_TRECHO DO TEXTO:_
▶

Outro ponto que surpreende na dupla Bradley Cooper e Carey Mulligan, é toda a caracterização que ambos se submeteram para trazer ainda mais fidelidade na obra. E aqui já entrando nas partes técnicas e artística do longa; temos um trabalho de maquiagem e caracterização completamente impecável, que traz uma identificação fiel com as personalidades reais de ambos. Eu diria que na segunda parte do filme é onde a caracterização se sobressai ainda mais, principalmente pela representação do casal já idoso e de uma Felicia enferma. Criou-se uma grande polêmica sobre a prótese de nariz que o Bradley Cooper teve que usar em sua caracterização de Leonard Bernstein, e isso tomou uma proporção até inimaginável. Na minha opinião o Cooper fez um ótimo trabalho de transformação e caracterização, por mais que realmente vê-lo em cena atuando com aquela prótese de nariz tenha ficado uma tanto quanto estranho na primeira visão, mas com o passar do filme a gente vai se acostumando.
Sobre a direção de Bradley Cooper:
Tecnicamente ele faz um trabalho muito bom, muito digno com a representação da cinebiografia da obra, onde ele sabe como usar a câmera com seus takes, onde ele valoriza as interpretações, as metáforas visuais e os planos-sequência. A cinematografia da obra é bem ajustada e trabalha em harmonia, tanto com a direção quanto com a fotografia. A direção de arte é outro ponto que vale a pena destacar, pois a mesma é muito bem montada, muito bem executada nos padrões de cada década, representando com bastante fidelidade cada cenário da obra em que estava sendo rodada. A trilha sonora foi bem escolhida pelo próprio Bradley Cooper, onde ele decidiu quais composições de Leonard seria usada no filme e as mesmas foram executadas pela Orquestra Sinfônica de Londres. Tecnicamente "Maestro" se destaca na temporada.
"Maestro" foi indicado ao Leão de Ouro no 80º Festival Internacional de Cinema de Veneza. Também foi indicado a quatro Globos de Ouro, oito Critics Choice Awards e dois Sag's Awards. Embora a Netflix não divulgue publicamente o faturamento de bilheteria, a IndieWire estimou que o filme arrecadou cerca de US$ 200.000 em oito cinemas em seu fim de semana de estreia (e um total de US$ 300.000 no período de cinco dias do Dia de Ação de Graças), o que o tornaria a estreia de maior sucesso para a empresa desde pelo menos 2019.
Pontuando os principais pontos negativos do longa-metragem:
Cinebiografias tendem a serem caracterizadas pela emoção, pela intensidade, pelo entusiasmo, até por retratar partes da vida de uma figura real. E é justamente o que falta em "Maestro", falta intensidade, falta entusiasmo, falta emoção, e nem é falando propriamente das partes mais dramáticas envolvendo os acontecimentos que permeia o final da obra. Acredito que a opção do roteiro em não destacar uma biografia mais aprofundada da personalidade de Leonard Bernstein deixa a obra menos realista, pois para quem não conhece a sua história vai ficar perdido em certas partes da trama, isso incluindo a falta de informações sobre sua vida pessoal, profissional e principalmente sobre a sua bissexualidade.

◀

_ENUNCIADO 1:_ Redigite, sem nenhuma alteração, o trecho da crítica sobre "Maestro" que vai de "Sobre a direção" até "destaca na temporada.".
_ENUNCIADO 2:_ De acordo com a crítica sobre "Maestro", qual orquestra executou as composições de Leonard usadas na trilha sonora do filme?

_DADOS:_

▶

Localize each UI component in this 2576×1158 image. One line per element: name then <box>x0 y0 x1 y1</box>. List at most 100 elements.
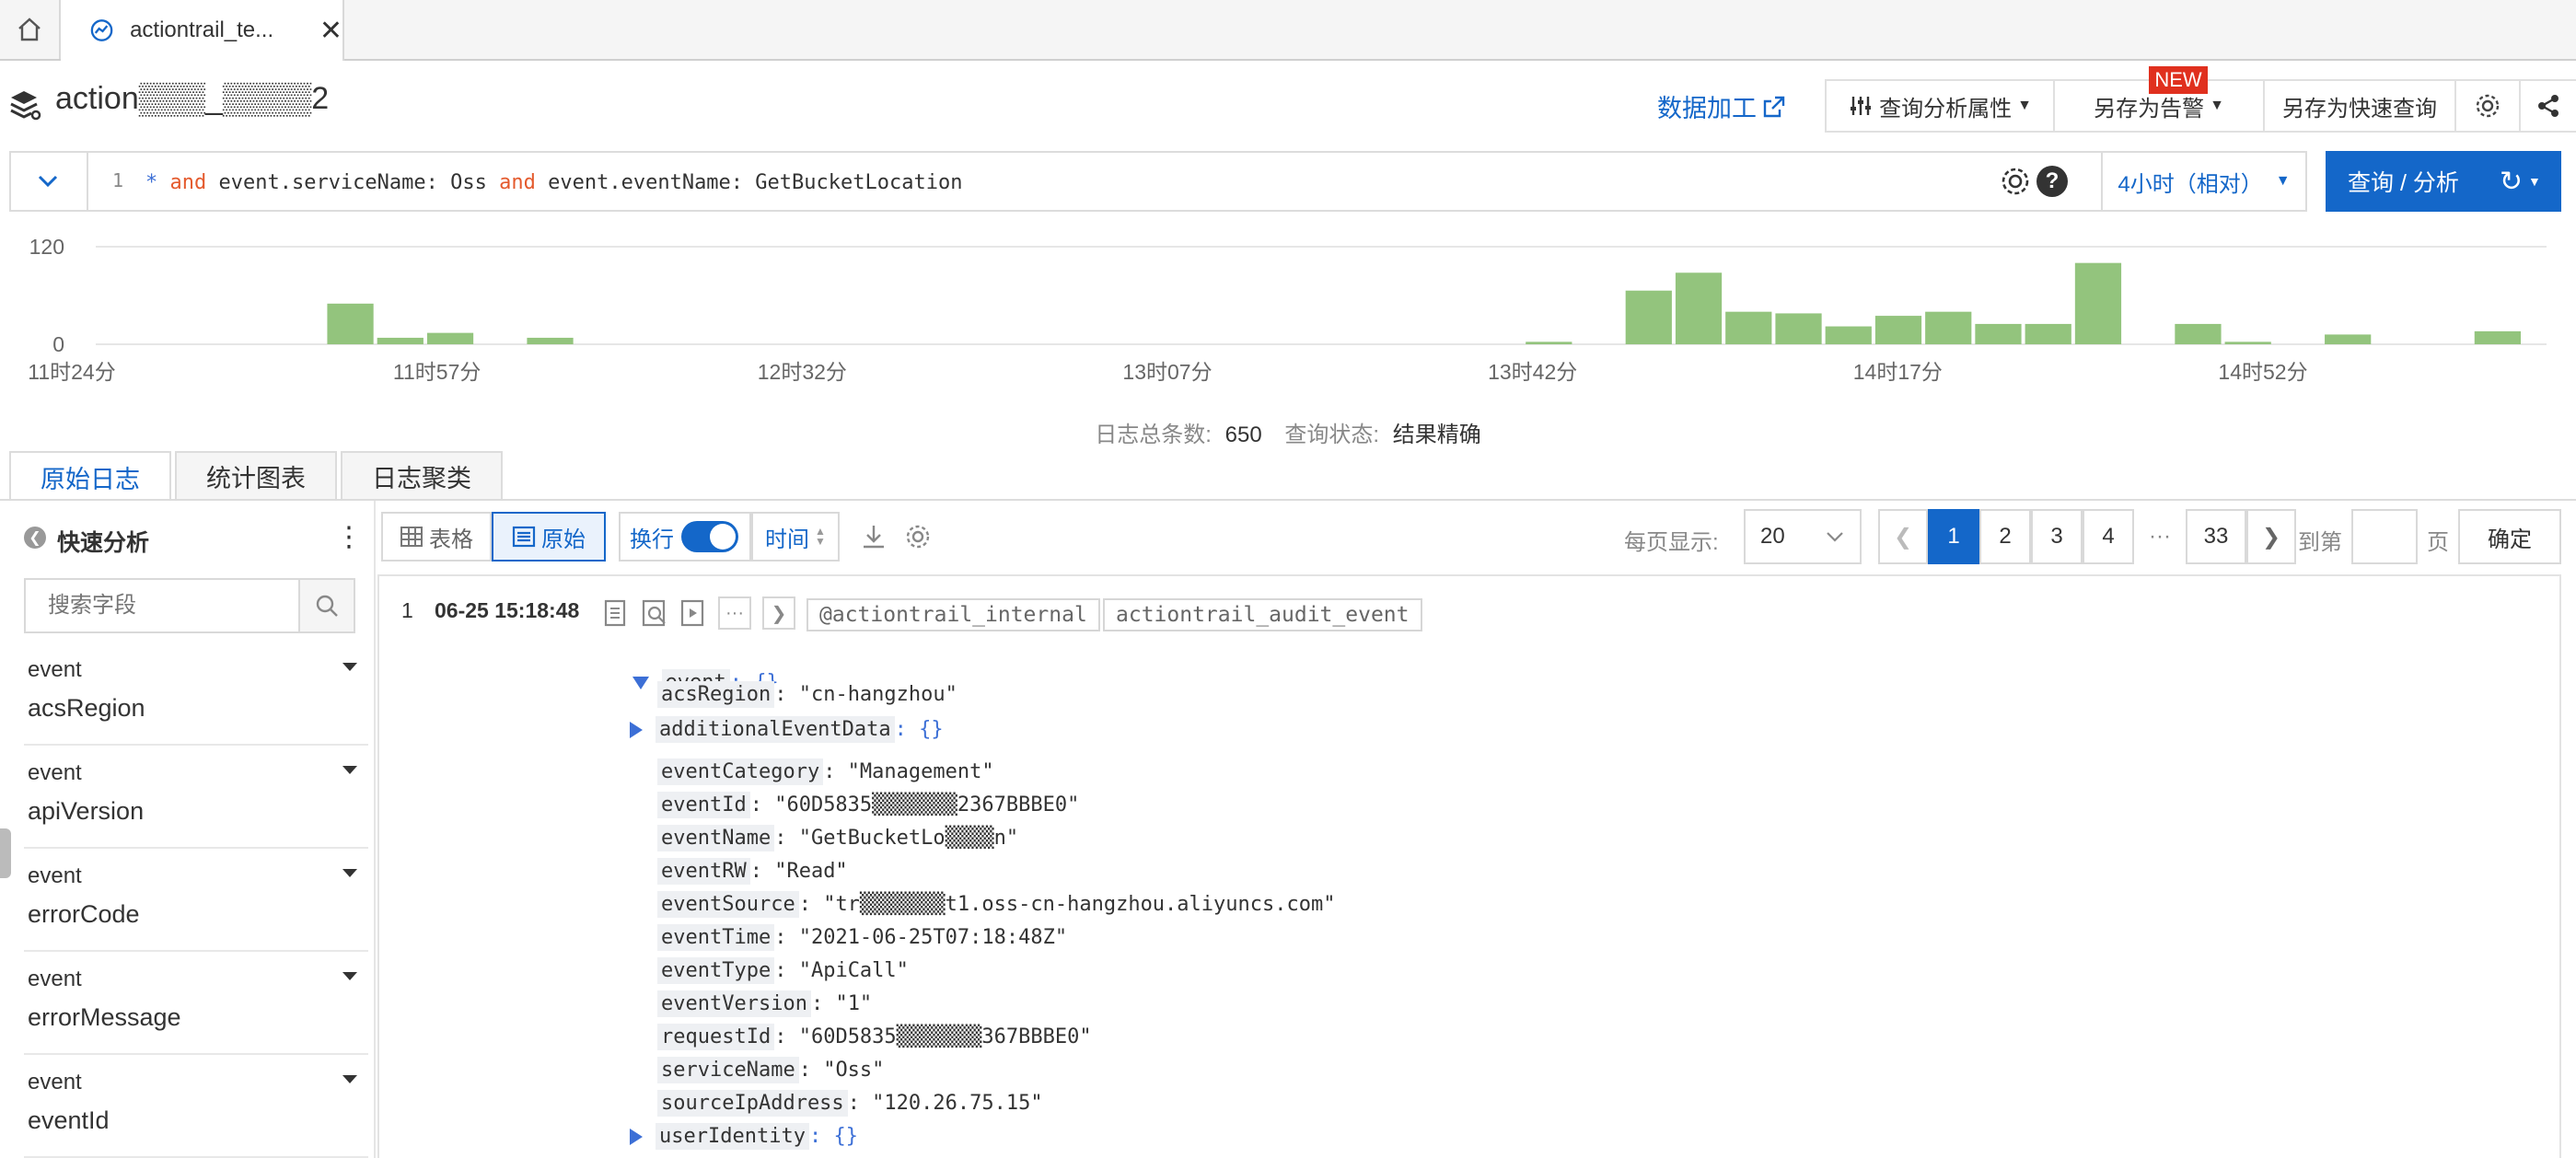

◀

_RESPOSTA ESPERADA 1:_
Sobre a direção de Bradley Cooper:
Tecnicamente ele faz um trabalho muito bom, muito digno com a representação da cinebiografia da obra, onde ele sabe como usar a câmera com seus takes, onde ele valoriza as interpretações, as metáforas visuais e os planos-sequência. A cinematografia da obra é bem ajustada e trabalha em harmonia, tanto com a direção quanto com a fotografia. A direção de arte é outro ponto que vale a pena destacar, pois a mesma é muito bem montada, muito bem executada nos padrões de cada década, representando com bastante fidelidade cada cenário da obra em que estava sendo rodada. A trilha sonora foi bem escolhida pelo próprio Bradley Cooper, onde ele decidiu quais composições de Leonard seria usada no filme e as mesmas foram executadas pela Orquestra Sinfônica de Londres. Tecnicamente "Maestro" se destaca na temporada.

_RESPOSTA ESPERADA 2:_ A Orquestra Sinfônica de Londres.